** start **
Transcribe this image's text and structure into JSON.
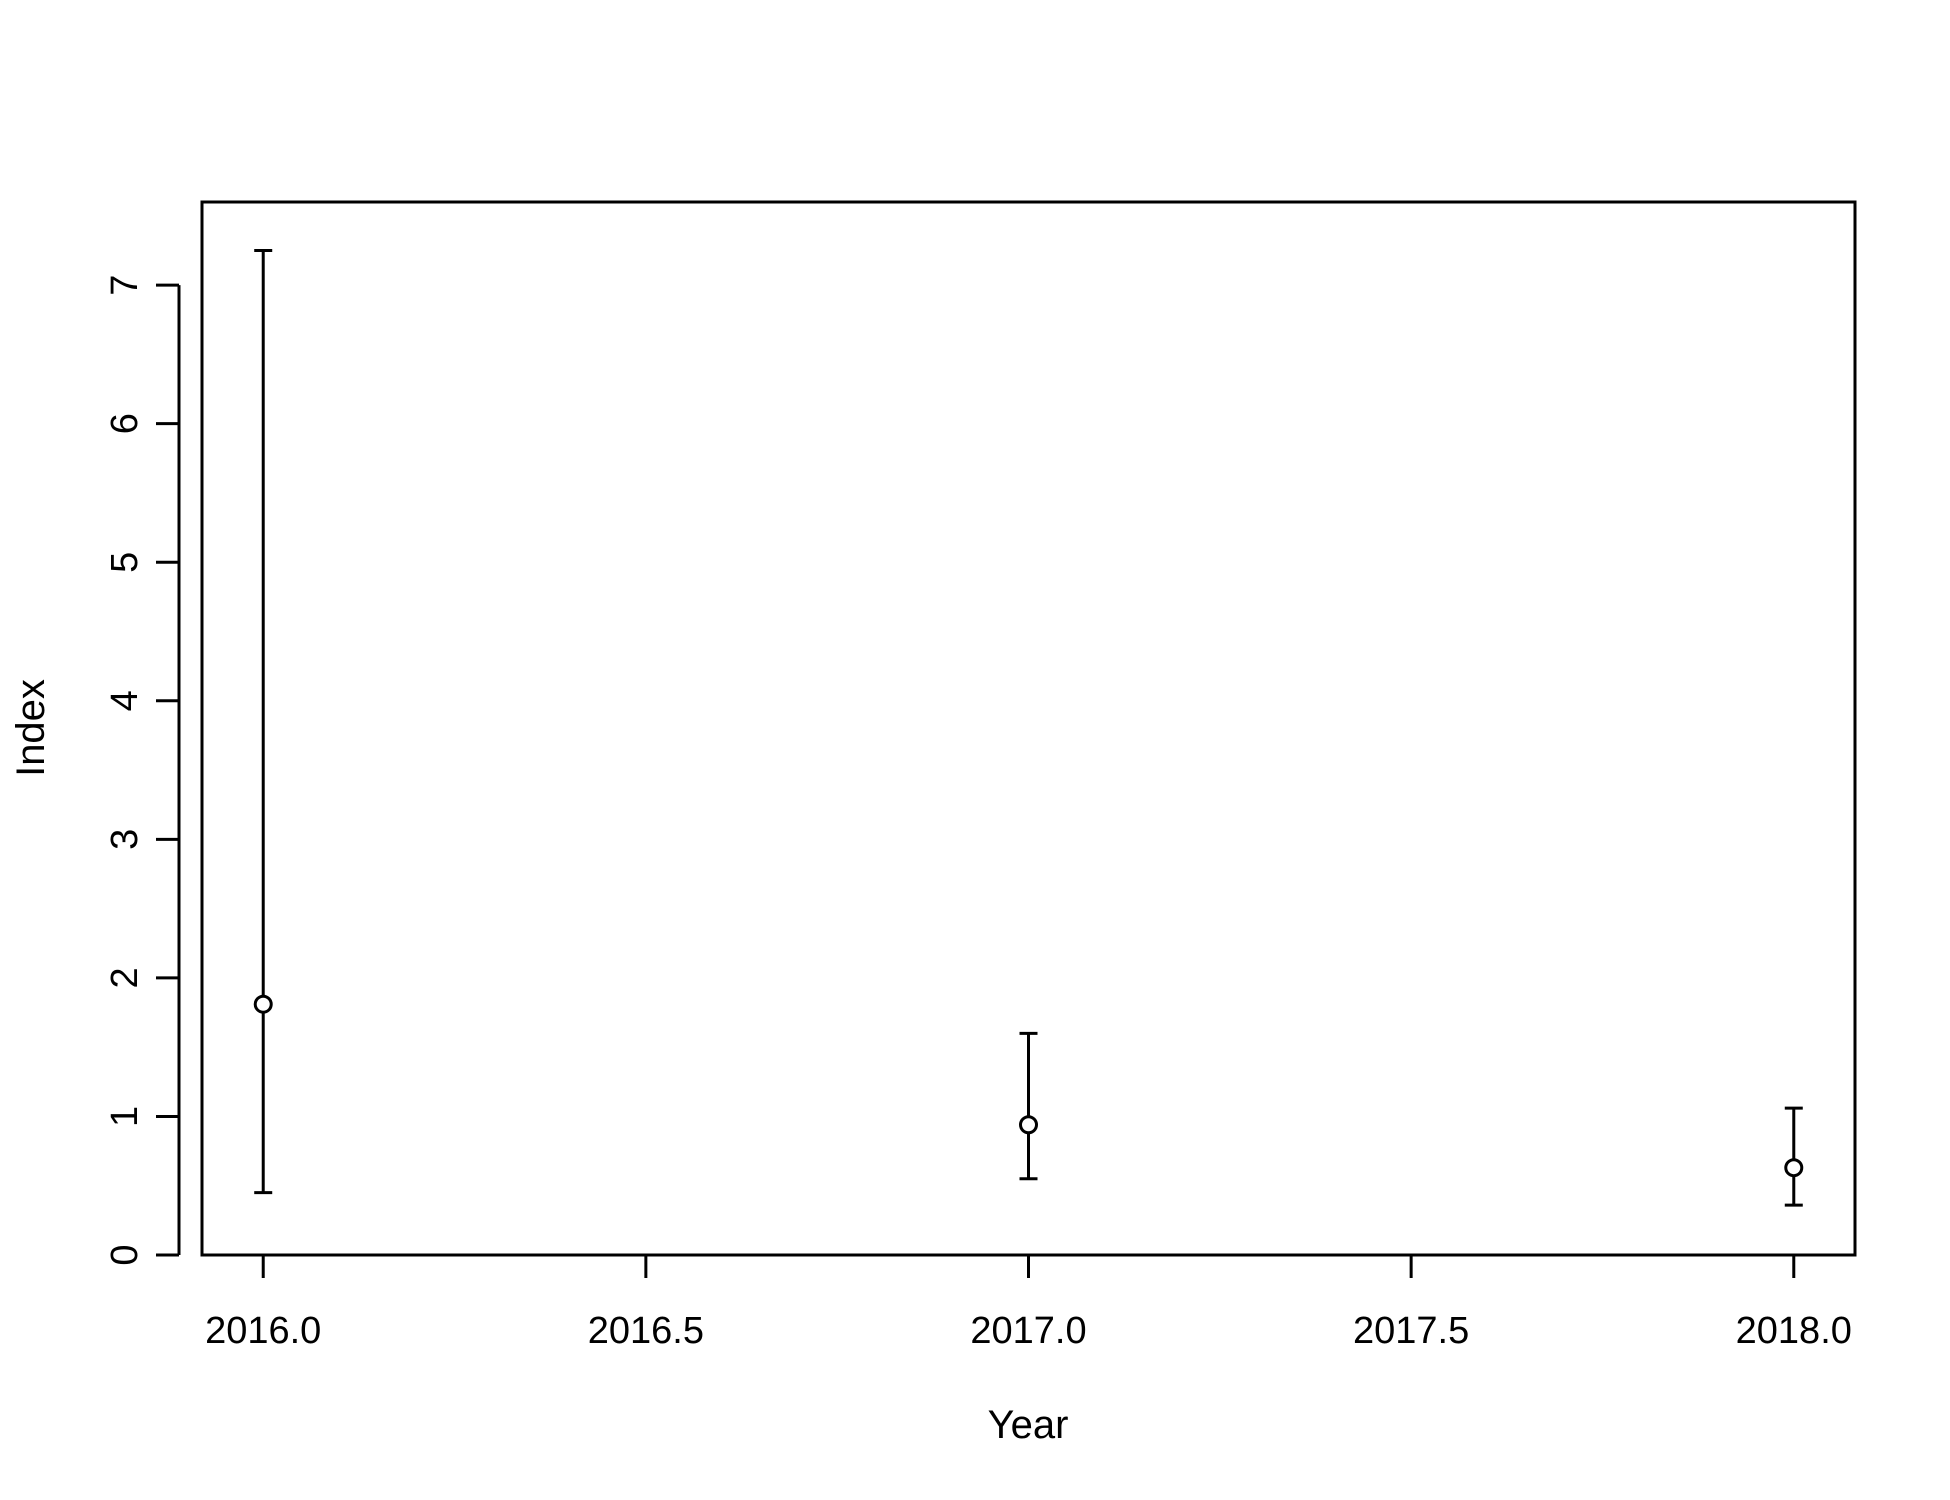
{
  "chart_data": {
    "type": "scatter",
    "title": "",
    "xlabel": "Year",
    "ylabel": "Index",
    "xlim": [
      2015.92,
      2018.08
    ],
    "ylim": [
      0,
      7.6
    ],
    "x_ticks": [
      2016.0,
      2016.5,
      2017.0,
      2017.5,
      2018.0
    ],
    "x_tick_labels": [
      "2016.0",
      "2016.5",
      "2017.0",
      "2017.5",
      "2018.0"
    ],
    "y_ticks": [
      0,
      1,
      2,
      3,
      4,
      5,
      6,
      7
    ],
    "y_tick_labels": [
      "0",
      "1",
      "2",
      "3",
      "4",
      "5",
      "6",
      "7"
    ],
    "grid": false,
    "legend": "none",
    "series": [
      {
        "points": [
          {
            "x": 2016.0,
            "y": 1.81,
            "lower": 0.45,
            "upper": 7.25
          },
          {
            "x": 2017.0,
            "y": 0.94,
            "lower": 0.55,
            "upper": 1.6
          },
          {
            "x": 2018.0,
            "y": 0.63,
            "lower": 0.36,
            "upper": 1.06
          }
        ]
      }
    ],
    "colors": {
      "axis": "#000000",
      "marker_fill": "#ffffff",
      "marker_stroke": "#000000",
      "background": "#ffffff"
    }
  }
}
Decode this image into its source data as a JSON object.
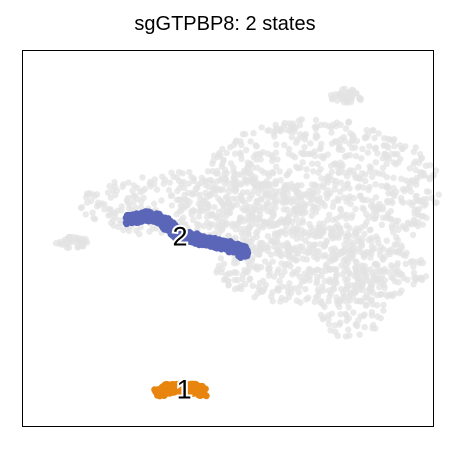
{
  "chart_data": {
    "type": "scatter",
    "title": "sgGTPBP8: 2 states",
    "xlabel": "",
    "ylabel": "",
    "xlim": [
      0,
      100
    ],
    "ylim": [
      0,
      100
    ],
    "grid": false,
    "colors": {
      "background_cells": "#e3e3e3",
      "state_1": "#e8850e",
      "state_2": "#5b66b8"
    },
    "background_clusters": [
      {
        "name": "upper-right-loop",
        "cx": 72,
        "cy": 63,
        "rx": 30,
        "ry": 19
      },
      {
        "name": "central-band",
        "cx": 42,
        "cy": 59,
        "rx": 28,
        "ry": 9
      },
      {
        "name": "lower-right-wing",
        "cx": 73,
        "cy": 42,
        "rx": 26,
        "ry": 10
      },
      {
        "name": "right-tail",
        "cx": 80,
        "cy": 35,
        "rx": 9,
        "ry": 12
      },
      {
        "name": "small-top-island",
        "cx": 79,
        "cy": 88,
        "rx": 4,
        "ry": 2
      },
      {
        "name": "left-fragment",
        "cx": 12,
        "cy": 49,
        "rx": 4,
        "ry": 1.5
      }
    ],
    "series": [
      {
        "name": "2",
        "color": "#5b66b8",
        "label_x": 38.3,
        "label_y": 50.5,
        "points": [
          [
            26,
            55
          ],
          [
            30,
            56
          ],
          [
            34,
            55
          ],
          [
            36,
            53
          ],
          [
            38,
            51
          ],
          [
            42,
            50
          ],
          [
            46,
            49
          ],
          [
            50,
            48
          ],
          [
            53,
            47
          ],
          [
            54,
            46
          ]
        ]
      },
      {
        "name": "1",
        "color": "#e8850e",
        "label_x": 39.3,
        "label_y": 9.8,
        "points": [
          [
            33,
            9
          ],
          [
            36,
            10
          ],
          [
            39,
            10
          ],
          [
            42,
            10
          ],
          [
            44,
            9
          ]
        ]
      }
    ]
  }
}
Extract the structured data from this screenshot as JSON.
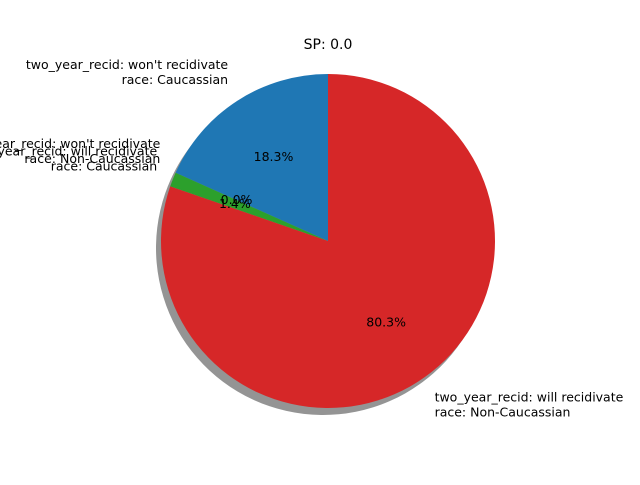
{
  "chart_data": {
    "type": "pie",
    "title": "SP: 0.0",
    "slices": [
      {
        "label": [
          "two_year_recid: won't recidivate",
          "race: Caucassian"
        ],
        "value": 18.3,
        "pct_label": "18.3%",
        "color": "#1f77b4"
      },
      {
        "label": [
          "two_year_recid: won't recidivate",
          "race: Non-Caucassian"
        ],
        "value": 0.0,
        "pct_label": "0.0%",
        "color": "#ff7f0e"
      },
      {
        "label": [
          "two_year_recid: will recidivate",
          "race: Caucassian"
        ],
        "value": 1.4,
        "pct_label": "1.4%",
        "color": "#2ca02c"
      },
      {
        "label": [
          "two_year_recid: will recidivate",
          "race: Non-Caucassian"
        ],
        "value": 80.3,
        "pct_label": "80.3%",
        "color": "#d62728"
      }
    ],
    "start_angle_deg": 90,
    "direction": "counterclockwise",
    "shadow": true
  }
}
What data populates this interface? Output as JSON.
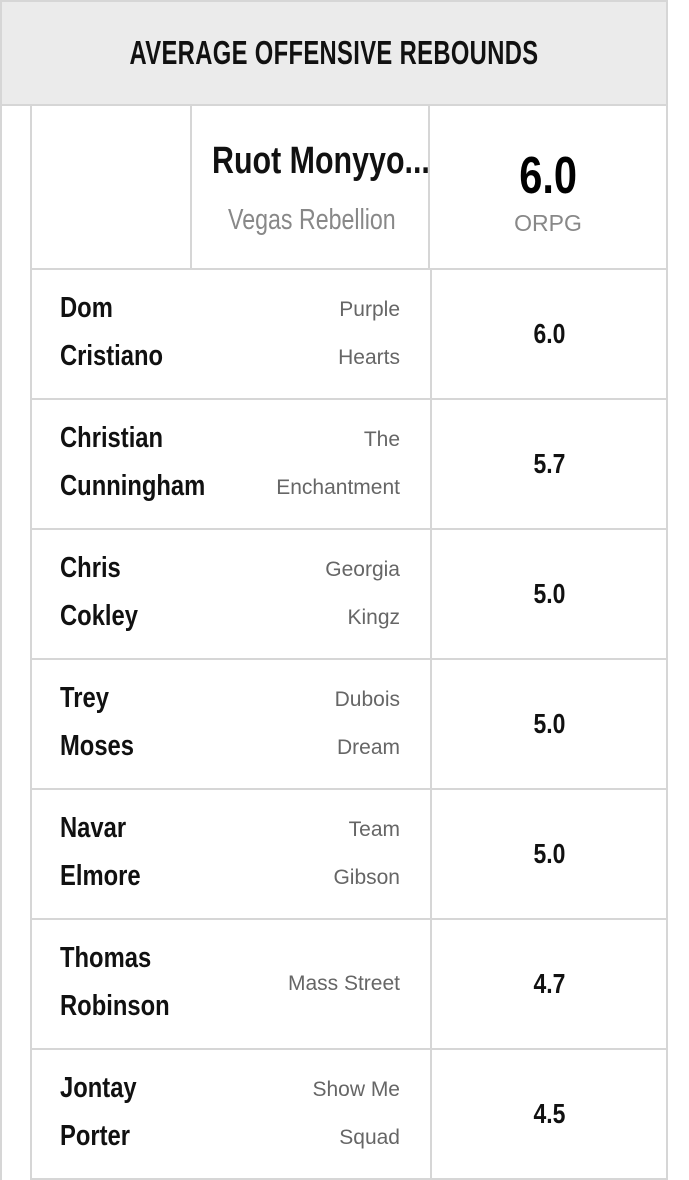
{
  "header": {
    "title": "AVERAGE OFFENSIVE REBOUNDS"
  },
  "leader": {
    "name": "Ruot Monyyo...",
    "team": "Vegas Rebellion",
    "value": "6.0",
    "unit": "ORPG"
  },
  "rows": [
    {
      "name": [
        "Dom",
        "Cristiano"
      ],
      "team": [
        "Purple",
        "Hearts"
      ],
      "value": "6.0"
    },
    {
      "name": [
        "Christian",
        "Cunningham"
      ],
      "team": [
        "The",
        "Enchantment"
      ],
      "value": "5.7"
    },
    {
      "name": [
        "Chris",
        "Cokley"
      ],
      "team": [
        "Georgia",
        "Kingz"
      ],
      "value": "5.0"
    },
    {
      "name": [
        "Trey",
        "Moses"
      ],
      "team": [
        "Dubois",
        "Dream"
      ],
      "value": "5.0"
    },
    {
      "name": [
        "Navar",
        "Elmore"
      ],
      "team": [
        "Team",
        "Gibson"
      ],
      "value": "5.0"
    },
    {
      "name": [
        "Thomas",
        "Robinson"
      ],
      "team": [
        "Mass Street"
      ],
      "value": "4.7"
    },
    {
      "name": [
        "Jontay",
        "Porter"
      ],
      "team": [
        "Show Me",
        "Squad"
      ],
      "value": "4.5"
    }
  ]
}
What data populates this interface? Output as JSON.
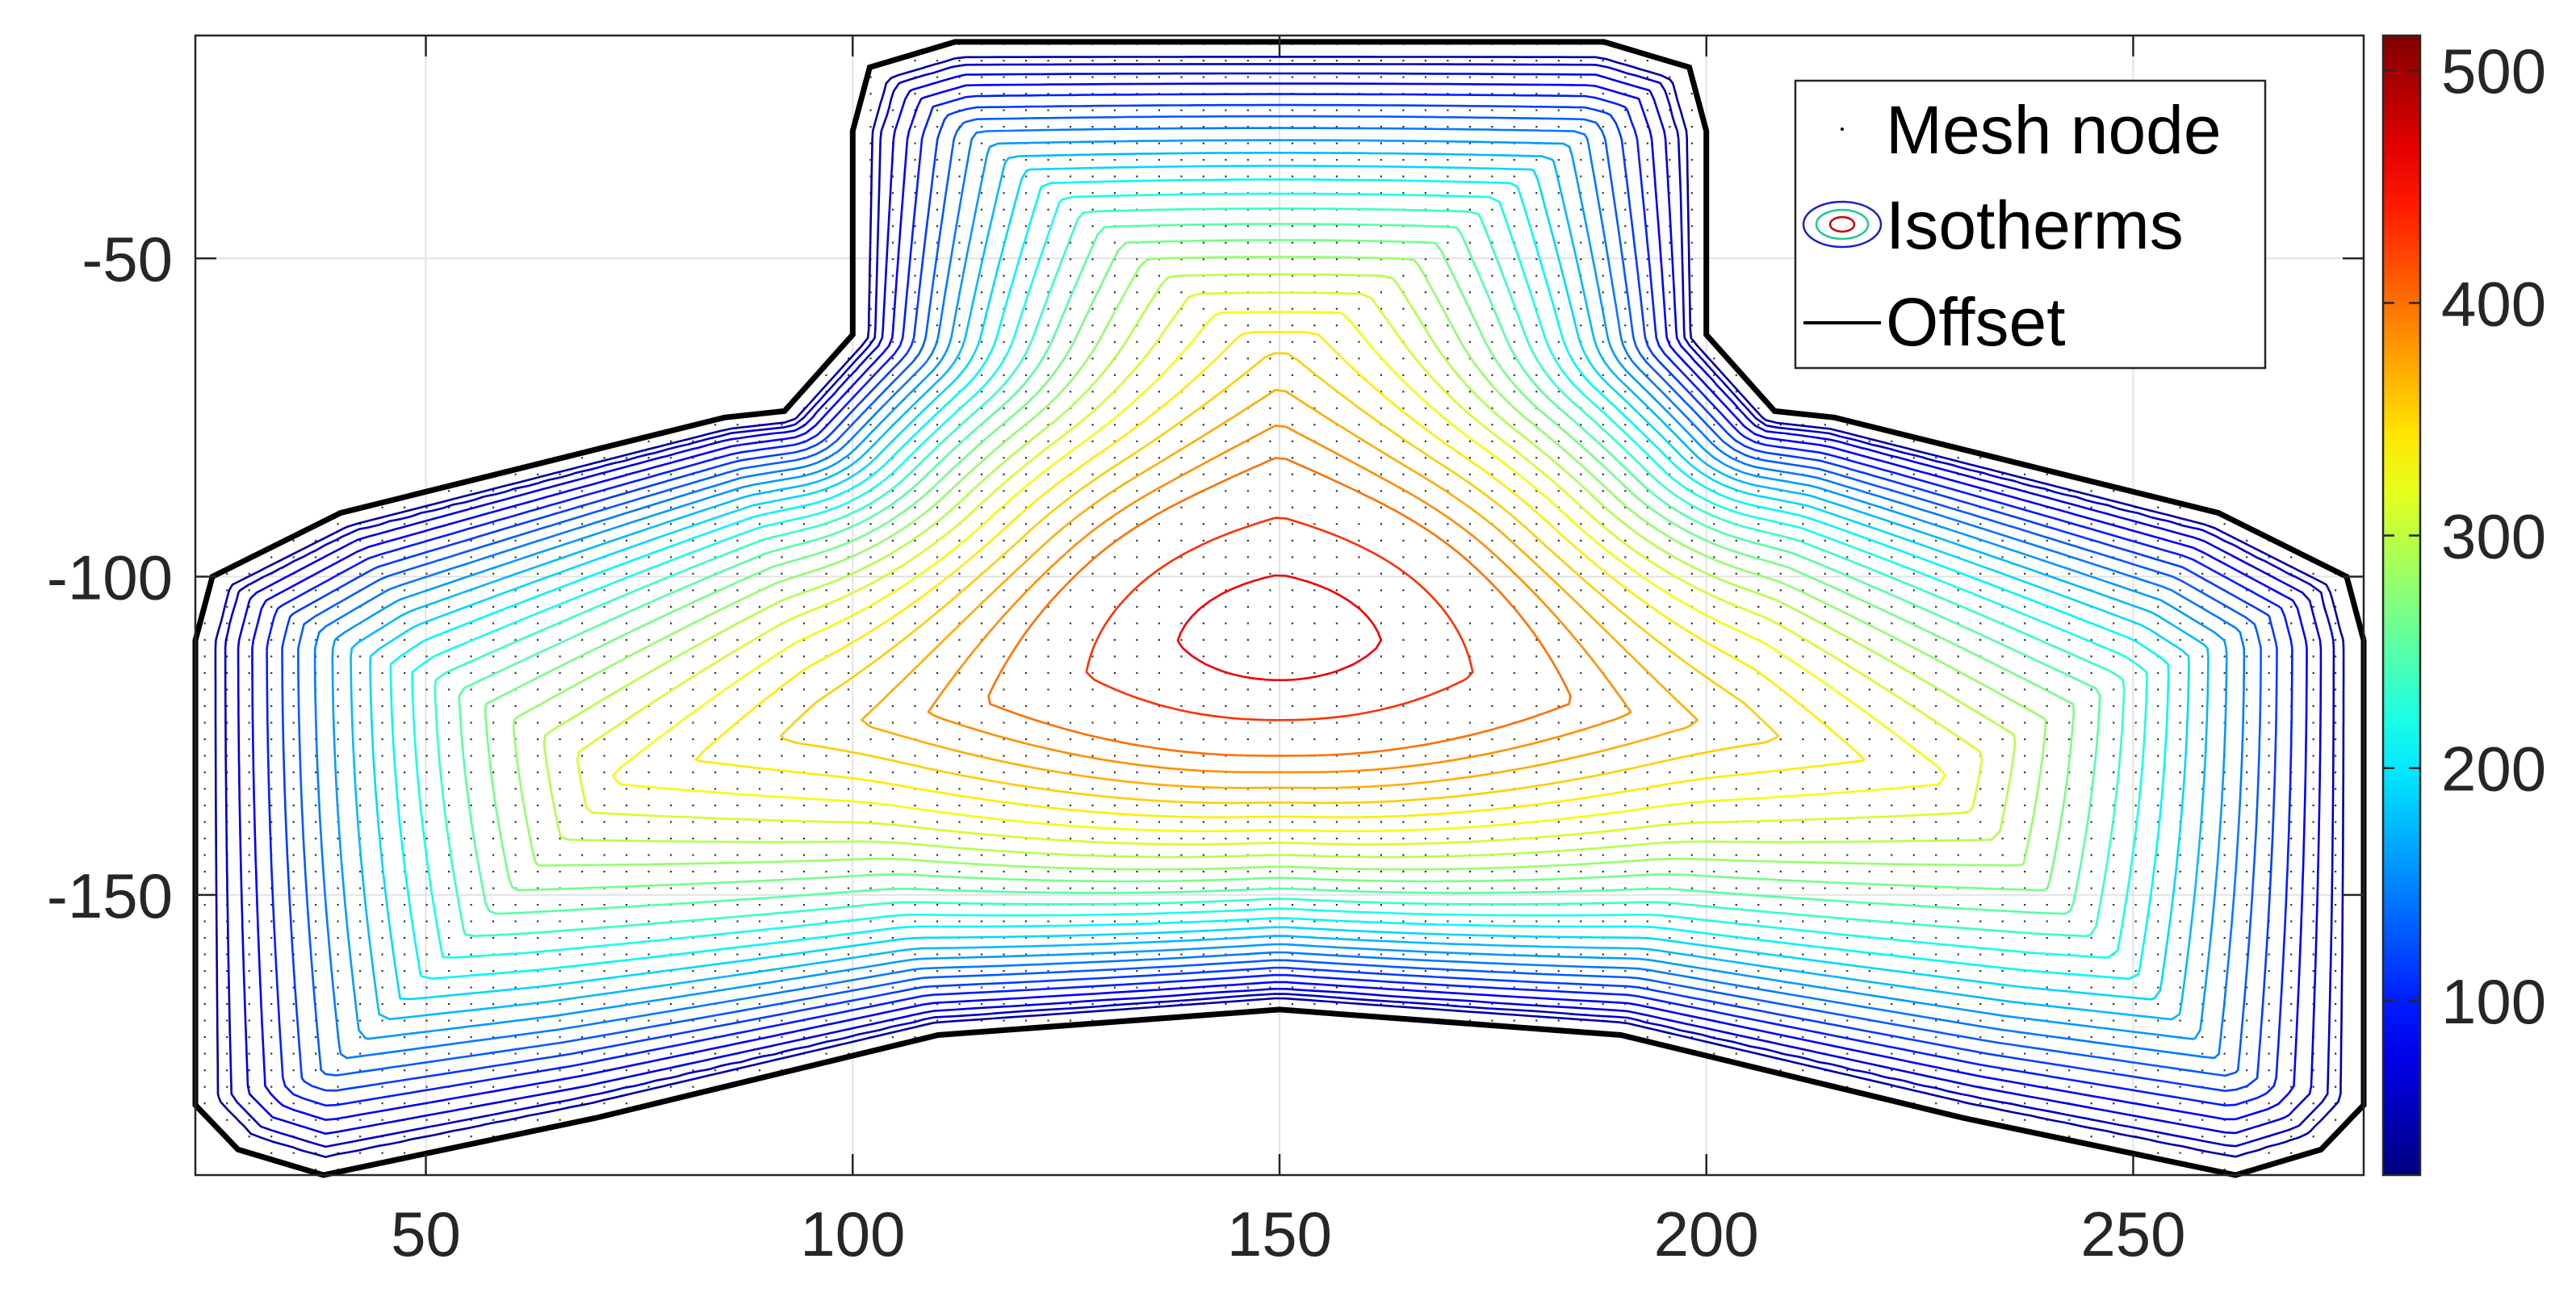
** end **
### Task description:
Go through the entries and return each line where the word "lower" appears.

### Response for this exercise:
            "lower": 0.45,
            "lower": 0.55,
            "lower": 0.36,
        "name": "lower-right-wing",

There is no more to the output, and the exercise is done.